*Task objective:* Across all the lines below, how many contain the string "JSON"? Please reply with the number only.
::: Material for the task
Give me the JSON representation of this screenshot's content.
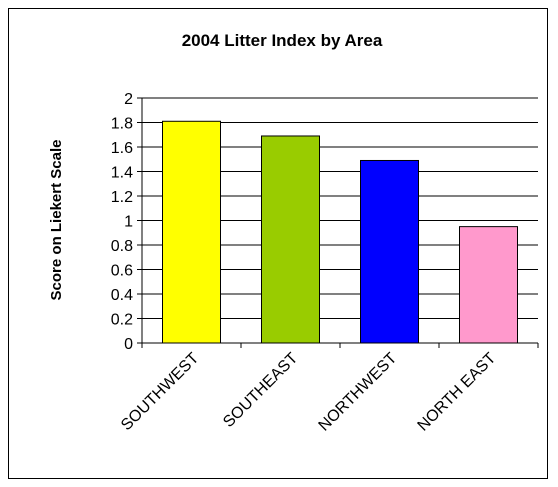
{
  "chart_data": {
    "type": "bar",
    "title": "2004 Litter Index by Area",
    "ylabel": "Score on Liekert Scale",
    "xlabel": "",
    "categories": [
      "SOUTHWEST",
      "SOUTHEAST",
      "NORTHWEST",
      "NORTH EAST"
    ],
    "values": [
      1.81,
      1.69,
      1.49,
      0.95
    ],
    "colors": [
      "#FFFF00",
      "#99CC00",
      "#0000FF",
      "#FF99CC"
    ],
    "ylim": [
      0,
      2
    ],
    "yticks": [
      "0",
      "0.2",
      "0.4",
      "0.6",
      "0.8",
      "1",
      "1.2",
      "1.4",
      "1.6",
      "1.8",
      "2"
    ],
    "grid": true,
    "legend": "none"
  }
}
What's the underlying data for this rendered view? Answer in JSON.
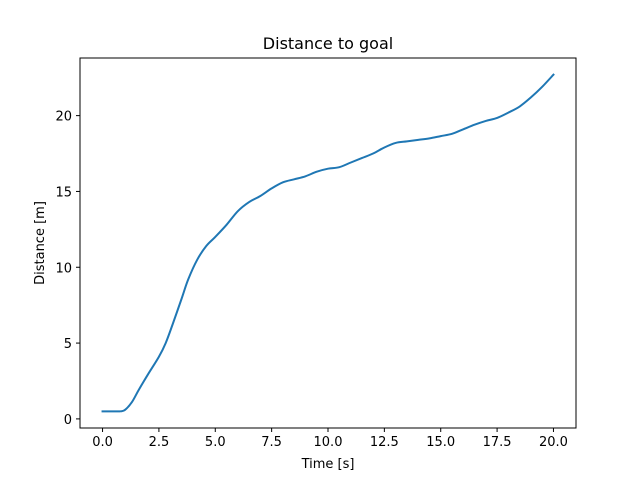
{
  "chart_data": {
    "type": "line",
    "title": "Distance to goal",
    "xlabel": "Time [s]",
    "ylabel": "Distance [m]",
    "xlim": [
      -1.0,
      21.0
    ],
    "ylim": [
      -0.6,
      23.8
    ],
    "xticks": [
      0.0,
      2.5,
      5.0,
      7.5,
      10.0,
      12.5,
      15.0,
      17.5,
      20.0
    ],
    "xtick_labels": [
      "0.0",
      "2.5",
      "5.0",
      "7.5",
      "10.0",
      "12.5",
      "15.0",
      "17.5",
      "20.0"
    ],
    "yticks": [
      0,
      5,
      10,
      15,
      20
    ],
    "ytick_labels": [
      "0",
      "5",
      "10",
      "15",
      "20"
    ],
    "grid": false,
    "series": [
      {
        "color": "#1f77b4",
        "x": [
          0.0,
          0.5,
          0.8,
          1.0,
          1.3,
          1.6,
          2.0,
          2.5,
          2.8,
          3.1,
          3.5,
          3.8,
          4.2,
          4.6,
          5.0,
          5.5,
          6.0,
          6.5,
          7.0,
          7.5,
          8.0,
          8.5,
          9.0,
          9.5,
          10.0,
          10.5,
          11.0,
          11.5,
          12.0,
          12.5,
          13.0,
          13.5,
          14.0,
          14.5,
          15.0,
          15.5,
          16.0,
          16.5,
          17.0,
          17.5,
          18.0,
          18.5,
          19.0,
          19.5,
          20.0
        ],
        "y": [
          0.5,
          0.5,
          0.5,
          0.6,
          1.1,
          1.9,
          2.9,
          4.1,
          5.0,
          6.2,
          7.9,
          9.2,
          10.5,
          11.4,
          12.0,
          12.8,
          13.7,
          14.3,
          14.7,
          15.2,
          15.6,
          15.8,
          16.0,
          16.3,
          16.5,
          16.6,
          16.9,
          17.2,
          17.5,
          17.9,
          18.2,
          18.3,
          18.4,
          18.5,
          18.65,
          18.8,
          19.1,
          19.4,
          19.65,
          19.85,
          20.2,
          20.6,
          21.2,
          21.9,
          22.7
        ]
      }
    ]
  }
}
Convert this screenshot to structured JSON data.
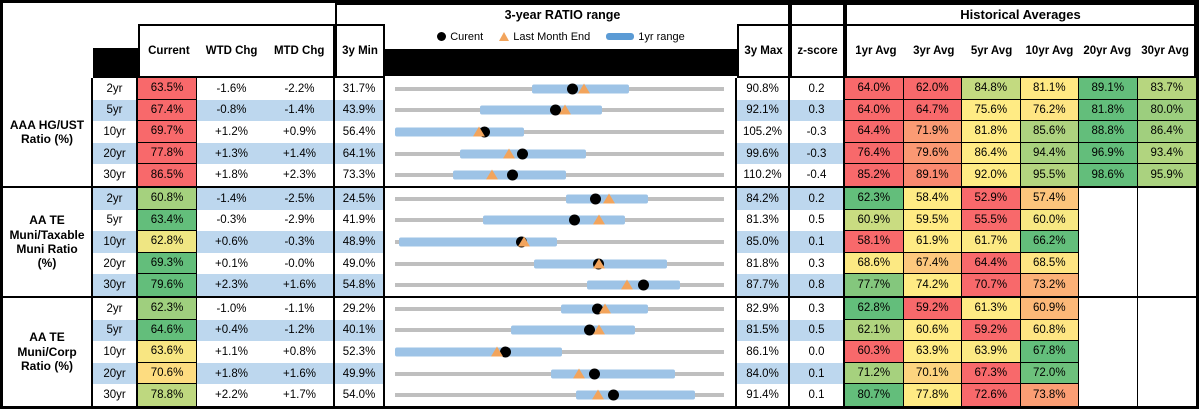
{
  "header": {
    "range_title": "3-year RATIO range",
    "hist_title": "Historical Averages",
    "col_current": "Current",
    "col_wtd": "WTD Chg",
    "col_mtd": "MTD Chg",
    "col_3ymin": "3y Min",
    "col_3ymax": "3y Max",
    "col_zscore": "z-score",
    "avg_cols": [
      "1yr Avg",
      "3yr Avg",
      "5yr Avg",
      "10yr Avg",
      "20yr Avg",
      "30yr Avg"
    ],
    "legend": {
      "current": "Curent",
      "last_month": "Last Month End",
      "range": "1yr range"
    }
  },
  "colors": {
    "stripe_blue": "#BDD7EE",
    "bar_blue": "#9DC3E6",
    "track_gray": "#BFBFBF",
    "marker_dot": "#000000",
    "marker_triangle": "#F2A45C",
    "legend_swatch": "#5B9BD5",
    "scale_red": "#F8696B",
    "scale_yellow": "#FFEB84",
    "scale_green": "#63BE7B"
  },
  "groups": [
    {
      "label": "AAA HG/UST\nRatio (%)",
      "rows": [
        {
          "tenor": "2yr",
          "current": "63.5%",
          "current_bg": "#F8696B",
          "wtd": "-1.6%",
          "mtd": "-2.2%",
          "min": "31.7%",
          "max": "90.8%",
          "z": "0.2",
          "range": {
            "axis_min": 31.7,
            "axis_max": 90.8,
            "current": 63.5,
            "last_month_end": 65.7,
            "yr_low": 56.3,
            "yr_high": 73.7
          },
          "avgs": [
            {
              "text": "64.0%",
              "bg": "#F8696B"
            },
            {
              "text": "62.0%",
              "bg": "#F8696B"
            },
            {
              "text": "84.8%",
              "bg": "#C3DA80"
            },
            {
              "text": "81.1%",
              "bg": "#FFE983"
            },
            {
              "text": "89.1%",
              "bg": "#63BE7B"
            },
            {
              "text": "83.7%",
              "bg": "#B7D67F"
            }
          ]
        },
        {
          "tenor": "5yr",
          "current": "67.4%",
          "current_bg": "#F8696B",
          "wtd": "-0.8%",
          "mtd": "-1.4%",
          "min": "43.9%",
          "max": "92.1%",
          "z": "0.3",
          "range": {
            "axis_min": 43.9,
            "axis_max": 92.1,
            "current": 67.4,
            "last_month_end": 68.8,
            "yr_low": 56.3,
            "yr_high": 74.2
          },
          "avgs": [
            {
              "text": "64.0%",
              "bg": "#F8696B"
            },
            {
              "text": "64.7%",
              "bg": "#F8696B"
            },
            {
              "text": "75.6%",
              "bg": "#FFEB84"
            },
            {
              "text": "76.2%",
              "bg": "#FEE583"
            },
            {
              "text": "81.8%",
              "bg": "#63BE7B"
            },
            {
              "text": "80.0%",
              "bg": "#9CCE7E"
            }
          ]
        },
        {
          "tenor": "10yr",
          "current": "69.7%",
          "current_bg": "#F8696B",
          "wtd": "+1.2%",
          "mtd": "+0.9%",
          "min": "56.4%",
          "max": "105.2%",
          "z": "-0.3",
          "range": {
            "axis_min": 56.4,
            "axis_max": 105.2,
            "current": 69.7,
            "last_month_end": 68.8,
            "yr_low": 56.4,
            "yr_high": 75.6
          },
          "avgs": [
            {
              "text": "64.4%",
              "bg": "#F8696B"
            },
            {
              "text": "71.9%",
              "bg": "#FB9B74"
            },
            {
              "text": "81.8%",
              "bg": "#FFEB84"
            },
            {
              "text": "85.6%",
              "bg": "#AED37F"
            },
            {
              "text": "88.8%",
              "bg": "#63BE7B"
            },
            {
              "text": "86.4%",
              "bg": "#A1CF7E"
            }
          ]
        },
        {
          "tenor": "20yr",
          "current": "77.8%",
          "current_bg": "#F8696B",
          "wtd": "+1.3%",
          "mtd": "+1.4%",
          "min": "64.1%",
          "max": "99.6%",
          "z": "-0.3",
          "range": {
            "axis_min": 64.1,
            "axis_max": 99.6,
            "current": 77.8,
            "last_month_end": 76.4,
            "yr_low": 71.1,
            "yr_high": 84.7
          },
          "avgs": [
            {
              "text": "76.4%",
              "bg": "#F8696B"
            },
            {
              "text": "79.6%",
              "bg": "#FB9873"
            },
            {
              "text": "86.4%",
              "bg": "#FFEB84"
            },
            {
              "text": "94.4%",
              "bg": "#A7D17E"
            },
            {
              "text": "96.9%",
              "bg": "#63BE7B"
            },
            {
              "text": "93.4%",
              "bg": "#B1D47F"
            }
          ]
        },
        {
          "tenor": "30yr",
          "current": "86.5%",
          "current_bg": "#F8696B",
          "wtd": "+1.8%",
          "mtd": "+2.3%",
          "min": "73.3%",
          "max": "110.2%",
          "z": "-0.4",
          "range": {
            "axis_min": 73.3,
            "axis_max": 110.2,
            "current": 86.5,
            "last_month_end": 84.2,
            "yr_low": 79.8,
            "yr_high": 92.5
          },
          "avgs": [
            {
              "text": "85.2%",
              "bg": "#F8696B"
            },
            {
              "text": "89.1%",
              "bg": "#FA8970"
            },
            {
              "text": "92.0%",
              "bg": "#FFEB84"
            },
            {
              "text": "95.5%",
              "bg": "#B3D57F"
            },
            {
              "text": "98.6%",
              "bg": "#63BE7B"
            },
            {
              "text": "95.9%",
              "bg": "#AAD27F"
            }
          ]
        }
      ]
    },
    {
      "label": "AA TE\nMuni/Taxable\nMuni Ratio\n(%)",
      "rows": [
        {
          "tenor": "2yr",
          "current": "60.8%",
          "current_bg": "#A5D17E",
          "wtd": "-1.4%",
          "mtd": "-2.5%",
          "min": "24.5%",
          "max": "84.2%",
          "z": "0.2",
          "range": {
            "axis_min": 24.5,
            "axis_max": 84.2,
            "current": 60.8,
            "last_month_end": 63.3,
            "yr_low": 55.5,
            "yr_high": 70.5
          },
          "avgs": [
            {
              "text": "62.3%",
              "bg": "#63BE7B"
            },
            {
              "text": "58.4%",
              "bg": "#FFEB84"
            },
            {
              "text": "52.9%",
              "bg": "#F8696B"
            },
            {
              "text": "57.4%",
              "bg": "#FDC57C"
            },
            {
              "text": "",
              "bg": "#FFFFFF"
            },
            {
              "text": "",
              "bg": "#FFFFFF"
            }
          ]
        },
        {
          "tenor": "5yr",
          "current": "63.4%",
          "current_bg": "#63BE7B",
          "wtd": "-0.3%",
          "mtd": "-2.9%",
          "min": "41.9%",
          "max": "81.3%",
          "z": "0.5",
          "range": {
            "axis_min": 41.9,
            "axis_max": 81.3,
            "current": 63.4,
            "last_month_end": 66.3,
            "yr_low": 52.4,
            "yr_high": 69.5
          },
          "avgs": [
            {
              "text": "60.9%",
              "bg": "#C9DC81"
            },
            {
              "text": "59.5%",
              "bg": "#FFEB84"
            },
            {
              "text": "55.5%",
              "bg": "#F8696B"
            },
            {
              "text": "60.0%",
              "bg": "#F7E883"
            },
            {
              "text": "",
              "bg": "#FFFFFF"
            },
            {
              "text": "",
              "bg": "#FFFFFF"
            }
          ]
        },
        {
          "tenor": "10yr",
          "current": "62.8%",
          "current_bg": "#EFE683",
          "wtd": "+0.6%",
          "mtd": "-0.3%",
          "min": "48.9%",
          "max": "85.0%",
          "z": "0.1",
          "range": {
            "axis_min": 48.9,
            "axis_max": 85.0,
            "current": 62.8,
            "last_month_end": 63.1,
            "yr_low": 49.3,
            "yr_high": 66.7
          },
          "avgs": [
            {
              "text": "58.1%",
              "bg": "#F8696B"
            },
            {
              "text": "61.9%",
              "bg": "#FFEB84"
            },
            {
              "text": "61.7%",
              "bg": "#FCE983"
            },
            {
              "text": "66.2%",
              "bg": "#63BE7B"
            },
            {
              "text": "",
              "bg": "#FFFFFF"
            },
            {
              "text": "",
              "bg": "#FFFFFF"
            }
          ]
        },
        {
          "tenor": "20yr",
          "current": "69.3%",
          "current_bg": "#63BE7B",
          "wtd": "+0.1%",
          "mtd": "-0.0%",
          "min": "49.0%",
          "max": "81.8%",
          "z": "0.3",
          "range": {
            "axis_min": 49.0,
            "axis_max": 81.8,
            "current": 69.3,
            "last_month_end": 69.3,
            "yr_low": 62.9,
            "yr_high": 76.1
          },
          "avgs": [
            {
              "text": "68.6%",
              "bg": "#FCE983"
            },
            {
              "text": "67.4%",
              "bg": "#FDC87D"
            },
            {
              "text": "64.4%",
              "bg": "#F8696B"
            },
            {
              "text": "68.5%",
              "bg": "#FEE583"
            },
            {
              "text": "",
              "bg": "#FFFFFF"
            },
            {
              "text": "",
              "bg": "#FFFFFF"
            }
          ]
        },
        {
          "tenor": "30yr",
          "current": "79.6%",
          "current_bg": "#63BE7B",
          "wtd": "+2.3%",
          "mtd": "+1.6%",
          "min": "54.8%",
          "max": "87.7%",
          "z": "0.8",
          "range": {
            "axis_min": 54.8,
            "axis_max": 87.7,
            "current": 79.6,
            "last_month_end": 78.0,
            "yr_low": 74.0,
            "yr_high": 83.3
          },
          "avgs": [
            {
              "text": "77.7%",
              "bg": "#84C77D"
            },
            {
              "text": "74.2%",
              "bg": "#FFEB84"
            },
            {
              "text": "70.7%",
              "bg": "#F8696B"
            },
            {
              "text": "73.2%",
              "bg": "#FCB177"
            },
            {
              "text": "",
              "bg": "#FFFFFF"
            },
            {
              "text": "",
              "bg": "#FFFFFF"
            }
          ]
        }
      ]
    },
    {
      "label": "AA TE\nMuni/Corp\nRatio (%)",
      "rows": [
        {
          "tenor": "2yr",
          "current": "62.3%",
          "current_bg": "#9FCF7E",
          "wtd": "-1.0%",
          "mtd": "-1.1%",
          "min": "29.2%",
          "max": "82.9%",
          "z": "0.3",
          "range": {
            "axis_min": 29.2,
            "axis_max": 82.9,
            "current": 62.3,
            "last_month_end": 63.4,
            "yr_low": 56.3,
            "yr_high": 70.5
          },
          "avgs": [
            {
              "text": "62.8%",
              "bg": "#63BE7B"
            },
            {
              "text": "59.2%",
              "bg": "#F8696B"
            },
            {
              "text": "61.3%",
              "bg": "#FFEB84"
            },
            {
              "text": "60.9%",
              "bg": "#FCB878"
            },
            {
              "text": "",
              "bg": "#FFFFFF"
            },
            {
              "text": "",
              "bg": "#FFFFFF"
            }
          ]
        },
        {
          "tenor": "5yr",
          "current": "64.6%",
          "current_bg": "#63BE7B",
          "wtd": "+0.4%",
          "mtd": "-1.2%",
          "min": "40.1%",
          "max": "81.5%",
          "z": "0.5",
          "range": {
            "axis_min": 40.1,
            "axis_max": 81.5,
            "current": 64.6,
            "last_month_end": 65.8,
            "yr_low": 54.7,
            "yr_high": 70.3
          },
          "avgs": [
            {
              "text": "62.1%",
              "bg": "#B0D47F"
            },
            {
              "text": "60.6%",
              "bg": "#FFEB84"
            },
            {
              "text": "59.2%",
              "bg": "#F8696B"
            },
            {
              "text": "60.8%",
              "bg": "#FEE583"
            },
            {
              "text": "",
              "bg": "#FFFFFF"
            },
            {
              "text": "",
              "bg": "#FFFFFF"
            }
          ]
        },
        {
          "tenor": "10yr",
          "current": "63.6%",
          "current_bg": "#F8E682",
          "wtd": "+1.1%",
          "mtd": "+0.8%",
          "min": "52.3%",
          "max": "86.1%",
          "z": "0.0",
          "range": {
            "axis_min": 52.3,
            "axis_max": 86.1,
            "current": 63.6,
            "last_month_end": 62.8,
            "yr_low": 52.3,
            "yr_high": 69.5
          },
          "avgs": [
            {
              "text": "60.3%",
              "bg": "#F8696B"
            },
            {
              "text": "63.9%",
              "bg": "#FFEB84"
            },
            {
              "text": "63.9%",
              "bg": "#FBE983"
            },
            {
              "text": "67.8%",
              "bg": "#63BE7B"
            },
            {
              "text": "",
              "bg": "#FFFFFF"
            },
            {
              "text": "",
              "bg": "#FFFFFF"
            }
          ]
        },
        {
          "tenor": "20yr",
          "current": "70.6%",
          "current_bg": "#FDDC80",
          "wtd": "+1.8%",
          "mtd": "+1.6%",
          "min": "49.9%",
          "max": "84.0%",
          "z": "0.1",
          "range": {
            "axis_min": 49.9,
            "axis_max": 84.0,
            "current": 70.6,
            "last_month_end": 69.0,
            "yr_low": 66.1,
            "yr_high": 78.9
          },
          "avgs": [
            {
              "text": "71.2%",
              "bg": "#A6D17E"
            },
            {
              "text": "70.1%",
              "bg": "#FDD47F"
            },
            {
              "text": "67.3%",
              "bg": "#F8696B"
            },
            {
              "text": "72.0%",
              "bg": "#6DC17C"
            },
            {
              "text": "",
              "bg": "#FFFFFF"
            },
            {
              "text": "",
              "bg": "#FFFFFF"
            }
          ]
        },
        {
          "tenor": "30yr",
          "current": "78.8%",
          "current_bg": "#BED87F",
          "wtd": "+2.2%",
          "mtd": "+1.7%",
          "min": "54.0%",
          "max": "91.4%",
          "z": "0.1",
          "range": {
            "axis_min": 54.0,
            "axis_max": 91.4,
            "current": 78.8,
            "last_month_end": 77.1,
            "yr_low": 74.6,
            "yr_high": 88.1
          },
          "avgs": [
            {
              "text": "80.7%",
              "bg": "#63BE7B"
            },
            {
              "text": "77.8%",
              "bg": "#FFEB84"
            },
            {
              "text": "72.6%",
              "bg": "#F8696B"
            },
            {
              "text": "73.8%",
              "bg": "#FB9E74"
            },
            {
              "text": "",
              "bg": "#FFFFFF"
            },
            {
              "text": "",
              "bg": "#FFFFFF"
            }
          ]
        }
      ]
    }
  ]
}
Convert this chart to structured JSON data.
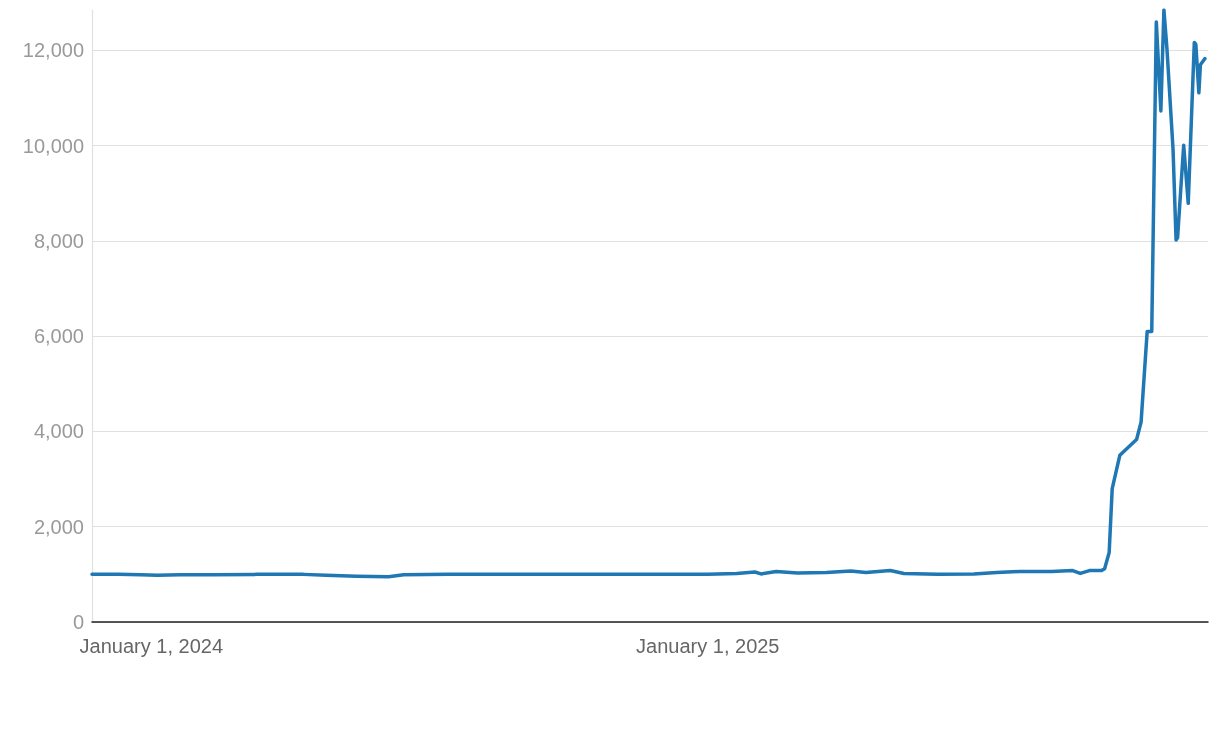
{
  "chart_data": {
    "type": "line",
    "color": "#1f77b4",
    "marker": "none",
    "grid": "y",
    "x": [
      "2023-11-23",
      "2023-12-10",
      "2023-12-25",
      "2024-01-05",
      "2024-01-20",
      "2024-02-10",
      "2024-03-10",
      "2024-04-10",
      "2024-04-25",
      "2024-05-15",
      "2024-06-05",
      "2024-06-15",
      "2024-07-15",
      "2024-09-01",
      "2024-10-15",
      "2024-12-01",
      "2025-01-01",
      "2025-01-20",
      "2025-02-01",
      "2025-02-05",
      "2025-02-15",
      "2025-03-01",
      "2025-03-20",
      "2025-04-05",
      "2025-04-15",
      "2025-05-01",
      "2025-05-10",
      "2025-06-01",
      "2025-06-25",
      "2025-07-10",
      "2025-07-25",
      "2025-08-15",
      "2025-08-29",
      "2025-09-03",
      "2025-09-09",
      "2025-09-17",
      "2025-09-19",
      "2025-09-22",
      "2025-09-24",
      "2025-09-29",
      "2025-10-10",
      "2025-10-13",
      "2025-10-17",
      "2025-10-20",
      "2025-10-23",
      "2025-10-26",
      "2025-10-28",
      "2025-10-30",
      "2025-11-03",
      "2025-11-05",
      "2025-11-06",
      "2025-11-10",
      "2025-11-13",
      "2025-11-17",
      "2025-11-18",
      "2025-11-20",
      "2025-11-21",
      "2025-11-24"
    ],
    "values": [
      1000,
      1000,
      990,
      980,
      990,
      990,
      1000,
      1000,
      980,
      960,
      950,
      990,
      1000,
      1000,
      1000,
      1000,
      1000,
      1020,
      1050,
      1010,
      1060,
      1030,
      1040,
      1070,
      1040,
      1080,
      1020,
      1000,
      1010,
      1040,
      1060,
      1060,
      1080,
      1020,
      1080,
      1080,
      1120,
      1460,
      2800,
      3500,
      3830,
      4200,
      6100,
      6100,
      12600,
      10730,
      12850,
      12040,
      9930,
      8020,
      8070,
      10010,
      8790,
      12170,
      12130,
      11110,
      11700,
      11830
    ],
    "xlim": [
      "2023-11-23",
      "2025-11-26"
    ],
    "xticks": [
      {
        "value": "2024-01-01",
        "label": "January 1, 2024"
      },
      {
        "value": "2025-01-01",
        "label": "January 1, 2025"
      }
    ],
    "ylim": [
      0,
      12850
    ],
    "yticks": [
      {
        "value": 0,
        "label": "0"
      },
      {
        "value": 2000,
        "label": "2,000"
      },
      {
        "value": 4000,
        "label": "4,000"
      },
      {
        "value": 6000,
        "label": "6,000"
      },
      {
        "value": 8000,
        "label": "8,000"
      },
      {
        "value": 10000,
        "label": "10,000"
      },
      {
        "value": 12000,
        "label": "12,000"
      }
    ]
  }
}
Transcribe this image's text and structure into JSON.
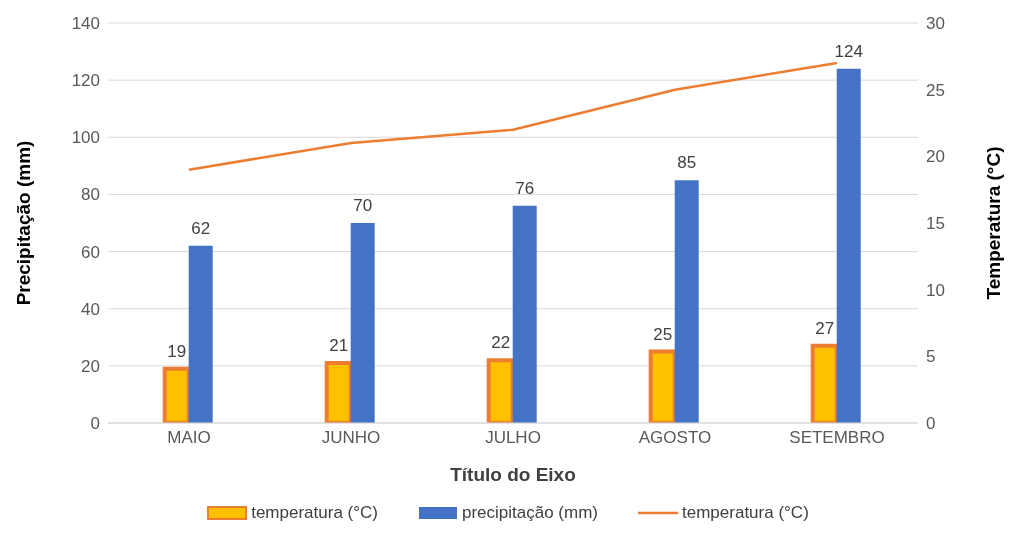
{
  "chart_data": {
    "type": "bar",
    "xlabel": "Título do Eixo",
    "ylabel": "Precipitação (mm)",
    "y2label": "Temperatura (°C)",
    "categories": [
      "MAIO",
      "JUNHO",
      "JULHO",
      "AGOSTO",
      "SETEMBRO"
    ],
    "series": [
      {
        "name": "temperatura (°C)",
        "color": "#ffc000",
        "values": [
          19,
          21,
          22,
          25,
          27
        ],
        "value_labels": [
          "19",
          "21",
          "22",
          "25",
          "27"
        ]
      },
      {
        "name": "precipitação (mm)",
        "color": "#4472c4",
        "values": [
          62,
          70,
          76,
          85,
          124
        ],
        "value_labels": [
          "62",
          "70",
          "76",
          "85",
          "124"
        ]
      },
      {
        "name": "temperatura (°C)",
        "type": "line",
        "axis": "y2",
        "color": "#ed7d31",
        "values": [
          19,
          21,
          22,
          25,
          27
        ]
      }
    ],
    "ylim": [
      0,
      140
    ],
    "yticks": [
      0,
      20,
      40,
      60,
      80,
      100,
      120,
      140
    ],
    "y2lim": [
      0,
      30
    ],
    "y2ticks": [
      0,
      5,
      10,
      15,
      20,
      25,
      30
    ],
    "grid": "y",
    "legend": "bottom",
    "marker": "none"
  }
}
::::::
*Answer in full:* 5